**Aim**
Please say how many lines of the listing hold "juillet", with no other words in the answer.

**Material to process**

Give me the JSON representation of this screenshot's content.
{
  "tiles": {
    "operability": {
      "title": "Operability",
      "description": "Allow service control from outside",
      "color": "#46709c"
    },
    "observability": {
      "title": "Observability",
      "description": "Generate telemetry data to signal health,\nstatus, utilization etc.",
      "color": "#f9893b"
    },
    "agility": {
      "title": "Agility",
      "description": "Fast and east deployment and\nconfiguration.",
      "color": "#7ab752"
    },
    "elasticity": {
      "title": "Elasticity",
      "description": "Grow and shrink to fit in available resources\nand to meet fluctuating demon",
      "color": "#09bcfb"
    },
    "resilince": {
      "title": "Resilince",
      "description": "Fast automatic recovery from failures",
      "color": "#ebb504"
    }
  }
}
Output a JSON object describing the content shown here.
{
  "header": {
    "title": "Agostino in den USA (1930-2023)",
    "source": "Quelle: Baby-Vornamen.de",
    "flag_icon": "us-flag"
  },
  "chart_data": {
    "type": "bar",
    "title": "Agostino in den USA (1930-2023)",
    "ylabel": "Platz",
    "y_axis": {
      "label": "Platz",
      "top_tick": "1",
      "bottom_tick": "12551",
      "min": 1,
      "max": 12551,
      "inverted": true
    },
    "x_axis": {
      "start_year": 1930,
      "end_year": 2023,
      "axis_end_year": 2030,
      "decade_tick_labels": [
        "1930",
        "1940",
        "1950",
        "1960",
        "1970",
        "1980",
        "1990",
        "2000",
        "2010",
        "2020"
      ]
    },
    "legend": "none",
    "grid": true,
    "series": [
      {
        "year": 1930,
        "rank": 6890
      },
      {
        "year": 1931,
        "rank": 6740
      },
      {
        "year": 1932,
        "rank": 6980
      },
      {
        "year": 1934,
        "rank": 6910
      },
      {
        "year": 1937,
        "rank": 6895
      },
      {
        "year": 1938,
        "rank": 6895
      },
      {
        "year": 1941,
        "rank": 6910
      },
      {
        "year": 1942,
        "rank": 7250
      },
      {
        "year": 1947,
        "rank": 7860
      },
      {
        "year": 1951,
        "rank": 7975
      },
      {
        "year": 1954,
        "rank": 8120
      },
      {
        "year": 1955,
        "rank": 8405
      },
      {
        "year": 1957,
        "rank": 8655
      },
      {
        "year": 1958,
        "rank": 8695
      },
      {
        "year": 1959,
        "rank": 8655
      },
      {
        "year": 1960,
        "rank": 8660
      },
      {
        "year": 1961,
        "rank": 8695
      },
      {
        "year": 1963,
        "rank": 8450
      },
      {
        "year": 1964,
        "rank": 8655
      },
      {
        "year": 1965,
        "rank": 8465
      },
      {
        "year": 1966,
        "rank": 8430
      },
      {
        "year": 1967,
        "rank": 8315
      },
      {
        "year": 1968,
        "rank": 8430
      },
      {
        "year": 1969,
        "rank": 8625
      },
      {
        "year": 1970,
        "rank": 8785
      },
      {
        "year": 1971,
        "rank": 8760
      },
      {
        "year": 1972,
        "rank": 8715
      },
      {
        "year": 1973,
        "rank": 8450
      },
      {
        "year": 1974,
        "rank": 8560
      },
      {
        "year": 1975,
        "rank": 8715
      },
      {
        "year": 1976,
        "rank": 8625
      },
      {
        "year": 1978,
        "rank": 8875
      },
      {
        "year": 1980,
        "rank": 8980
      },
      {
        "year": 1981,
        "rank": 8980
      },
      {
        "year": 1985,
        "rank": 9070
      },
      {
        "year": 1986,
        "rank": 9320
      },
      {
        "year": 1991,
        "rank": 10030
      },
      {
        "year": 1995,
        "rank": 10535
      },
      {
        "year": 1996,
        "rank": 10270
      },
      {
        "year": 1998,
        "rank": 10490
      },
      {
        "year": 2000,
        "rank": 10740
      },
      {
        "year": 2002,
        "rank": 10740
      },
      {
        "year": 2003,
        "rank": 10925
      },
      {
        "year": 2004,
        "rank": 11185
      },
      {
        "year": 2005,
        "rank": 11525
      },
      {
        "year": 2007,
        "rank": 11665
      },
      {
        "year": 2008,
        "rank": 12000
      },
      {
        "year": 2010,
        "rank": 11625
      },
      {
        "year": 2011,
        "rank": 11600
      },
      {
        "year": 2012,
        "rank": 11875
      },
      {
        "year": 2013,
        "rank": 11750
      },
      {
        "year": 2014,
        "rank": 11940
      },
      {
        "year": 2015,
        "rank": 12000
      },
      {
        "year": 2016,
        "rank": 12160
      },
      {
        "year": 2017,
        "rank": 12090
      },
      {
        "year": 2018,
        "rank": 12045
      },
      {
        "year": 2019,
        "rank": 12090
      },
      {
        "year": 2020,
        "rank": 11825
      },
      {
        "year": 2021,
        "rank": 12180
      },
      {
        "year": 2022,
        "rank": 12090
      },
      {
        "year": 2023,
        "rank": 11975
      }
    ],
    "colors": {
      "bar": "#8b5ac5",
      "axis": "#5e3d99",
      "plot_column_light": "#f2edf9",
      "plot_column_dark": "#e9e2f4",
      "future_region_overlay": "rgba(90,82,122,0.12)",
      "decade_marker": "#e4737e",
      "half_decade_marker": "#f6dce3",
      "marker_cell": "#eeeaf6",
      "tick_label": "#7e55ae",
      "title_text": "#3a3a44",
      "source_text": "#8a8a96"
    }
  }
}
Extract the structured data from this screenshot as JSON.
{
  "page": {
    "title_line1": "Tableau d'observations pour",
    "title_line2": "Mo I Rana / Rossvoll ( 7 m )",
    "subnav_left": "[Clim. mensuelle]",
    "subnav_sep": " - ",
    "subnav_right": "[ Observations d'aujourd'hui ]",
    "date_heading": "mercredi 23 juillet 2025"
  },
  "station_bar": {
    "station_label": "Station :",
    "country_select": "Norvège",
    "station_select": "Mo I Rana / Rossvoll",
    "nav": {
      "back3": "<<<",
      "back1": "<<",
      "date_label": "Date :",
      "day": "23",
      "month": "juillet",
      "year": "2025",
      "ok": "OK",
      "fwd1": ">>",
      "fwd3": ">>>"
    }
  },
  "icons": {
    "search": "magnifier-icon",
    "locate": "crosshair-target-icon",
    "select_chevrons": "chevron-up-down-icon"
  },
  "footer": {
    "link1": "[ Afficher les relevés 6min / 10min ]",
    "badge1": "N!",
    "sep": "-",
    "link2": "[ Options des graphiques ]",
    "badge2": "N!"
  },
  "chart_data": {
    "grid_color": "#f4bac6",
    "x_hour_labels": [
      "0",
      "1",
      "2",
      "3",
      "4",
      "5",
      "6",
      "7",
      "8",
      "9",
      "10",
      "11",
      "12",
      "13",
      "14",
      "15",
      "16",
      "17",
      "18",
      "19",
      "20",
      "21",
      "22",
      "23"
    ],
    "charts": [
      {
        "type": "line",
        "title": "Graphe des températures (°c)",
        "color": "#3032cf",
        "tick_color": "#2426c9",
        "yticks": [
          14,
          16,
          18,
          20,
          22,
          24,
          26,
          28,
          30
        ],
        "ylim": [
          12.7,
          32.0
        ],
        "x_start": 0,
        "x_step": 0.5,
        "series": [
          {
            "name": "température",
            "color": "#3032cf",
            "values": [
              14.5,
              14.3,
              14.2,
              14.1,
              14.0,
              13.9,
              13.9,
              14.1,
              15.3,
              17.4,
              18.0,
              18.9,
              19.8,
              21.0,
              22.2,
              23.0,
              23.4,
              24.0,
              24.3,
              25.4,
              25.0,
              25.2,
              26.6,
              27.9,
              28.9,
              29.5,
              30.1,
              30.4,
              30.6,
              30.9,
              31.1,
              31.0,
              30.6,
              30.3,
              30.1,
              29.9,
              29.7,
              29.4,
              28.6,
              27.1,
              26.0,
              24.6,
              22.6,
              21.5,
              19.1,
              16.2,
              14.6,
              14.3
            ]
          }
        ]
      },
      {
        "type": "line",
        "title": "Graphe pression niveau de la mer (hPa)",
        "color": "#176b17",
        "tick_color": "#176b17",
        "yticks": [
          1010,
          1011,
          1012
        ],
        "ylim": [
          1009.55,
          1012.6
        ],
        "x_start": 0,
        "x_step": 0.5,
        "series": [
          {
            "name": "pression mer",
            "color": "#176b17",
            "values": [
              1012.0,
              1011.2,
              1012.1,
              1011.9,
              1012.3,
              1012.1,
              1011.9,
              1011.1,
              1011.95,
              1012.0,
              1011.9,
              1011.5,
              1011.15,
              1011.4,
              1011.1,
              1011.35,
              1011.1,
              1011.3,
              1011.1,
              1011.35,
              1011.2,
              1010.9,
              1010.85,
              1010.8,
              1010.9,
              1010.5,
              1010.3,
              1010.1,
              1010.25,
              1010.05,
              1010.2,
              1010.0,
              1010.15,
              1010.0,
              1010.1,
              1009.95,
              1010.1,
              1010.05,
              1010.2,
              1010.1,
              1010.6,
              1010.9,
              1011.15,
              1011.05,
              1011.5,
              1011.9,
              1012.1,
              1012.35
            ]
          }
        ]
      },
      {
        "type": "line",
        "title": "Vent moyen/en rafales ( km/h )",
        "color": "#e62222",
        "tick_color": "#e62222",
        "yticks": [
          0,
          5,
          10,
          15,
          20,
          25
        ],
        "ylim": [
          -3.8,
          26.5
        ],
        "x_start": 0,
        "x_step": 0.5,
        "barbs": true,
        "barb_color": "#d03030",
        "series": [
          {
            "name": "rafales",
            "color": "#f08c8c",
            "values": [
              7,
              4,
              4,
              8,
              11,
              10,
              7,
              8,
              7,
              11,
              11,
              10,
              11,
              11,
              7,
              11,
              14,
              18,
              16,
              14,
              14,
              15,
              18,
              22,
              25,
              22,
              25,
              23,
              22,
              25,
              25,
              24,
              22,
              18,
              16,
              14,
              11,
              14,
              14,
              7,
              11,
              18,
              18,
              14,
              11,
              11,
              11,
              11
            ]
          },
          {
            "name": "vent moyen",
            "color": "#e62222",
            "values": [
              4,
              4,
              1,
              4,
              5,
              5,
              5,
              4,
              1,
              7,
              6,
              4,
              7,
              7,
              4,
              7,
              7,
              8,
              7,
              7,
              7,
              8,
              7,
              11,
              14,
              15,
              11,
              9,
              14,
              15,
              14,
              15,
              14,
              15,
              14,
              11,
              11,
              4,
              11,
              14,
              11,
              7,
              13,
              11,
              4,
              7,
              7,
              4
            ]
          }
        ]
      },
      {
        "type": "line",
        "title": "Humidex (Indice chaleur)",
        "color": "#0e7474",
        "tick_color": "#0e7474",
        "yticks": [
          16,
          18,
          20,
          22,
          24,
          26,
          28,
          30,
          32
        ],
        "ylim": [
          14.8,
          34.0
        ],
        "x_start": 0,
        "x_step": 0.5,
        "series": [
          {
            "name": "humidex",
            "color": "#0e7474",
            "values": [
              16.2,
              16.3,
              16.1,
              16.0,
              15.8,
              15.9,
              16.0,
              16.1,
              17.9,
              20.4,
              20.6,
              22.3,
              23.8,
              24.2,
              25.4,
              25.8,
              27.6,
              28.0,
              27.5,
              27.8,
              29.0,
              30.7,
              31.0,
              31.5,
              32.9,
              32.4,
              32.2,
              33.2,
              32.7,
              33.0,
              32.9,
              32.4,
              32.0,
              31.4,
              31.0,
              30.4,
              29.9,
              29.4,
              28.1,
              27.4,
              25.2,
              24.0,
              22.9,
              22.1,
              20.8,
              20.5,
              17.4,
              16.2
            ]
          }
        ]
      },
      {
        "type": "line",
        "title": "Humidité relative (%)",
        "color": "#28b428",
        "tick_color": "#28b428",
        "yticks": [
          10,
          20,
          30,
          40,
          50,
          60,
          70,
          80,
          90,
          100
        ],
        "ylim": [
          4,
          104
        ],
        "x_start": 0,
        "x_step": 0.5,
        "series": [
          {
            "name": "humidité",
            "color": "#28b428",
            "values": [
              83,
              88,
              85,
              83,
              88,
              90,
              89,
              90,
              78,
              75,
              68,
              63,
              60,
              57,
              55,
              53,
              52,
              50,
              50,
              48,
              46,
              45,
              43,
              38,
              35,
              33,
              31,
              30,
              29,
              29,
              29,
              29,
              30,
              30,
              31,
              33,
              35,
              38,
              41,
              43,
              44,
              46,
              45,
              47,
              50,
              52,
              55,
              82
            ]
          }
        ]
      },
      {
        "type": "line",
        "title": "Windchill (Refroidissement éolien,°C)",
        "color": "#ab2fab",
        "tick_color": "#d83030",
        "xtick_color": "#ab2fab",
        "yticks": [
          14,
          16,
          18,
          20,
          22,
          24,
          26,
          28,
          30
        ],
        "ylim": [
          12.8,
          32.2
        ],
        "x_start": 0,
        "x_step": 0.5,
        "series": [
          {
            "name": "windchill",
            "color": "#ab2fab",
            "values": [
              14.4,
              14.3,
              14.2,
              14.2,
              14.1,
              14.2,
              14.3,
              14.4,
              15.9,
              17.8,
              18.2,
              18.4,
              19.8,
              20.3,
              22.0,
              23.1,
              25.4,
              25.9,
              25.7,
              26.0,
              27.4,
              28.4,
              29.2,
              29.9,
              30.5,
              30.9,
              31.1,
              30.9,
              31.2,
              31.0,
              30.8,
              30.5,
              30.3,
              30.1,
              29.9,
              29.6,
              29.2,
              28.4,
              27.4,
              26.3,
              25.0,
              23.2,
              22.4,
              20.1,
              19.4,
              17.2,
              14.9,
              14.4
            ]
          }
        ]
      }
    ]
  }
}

**Result for this exercise**
2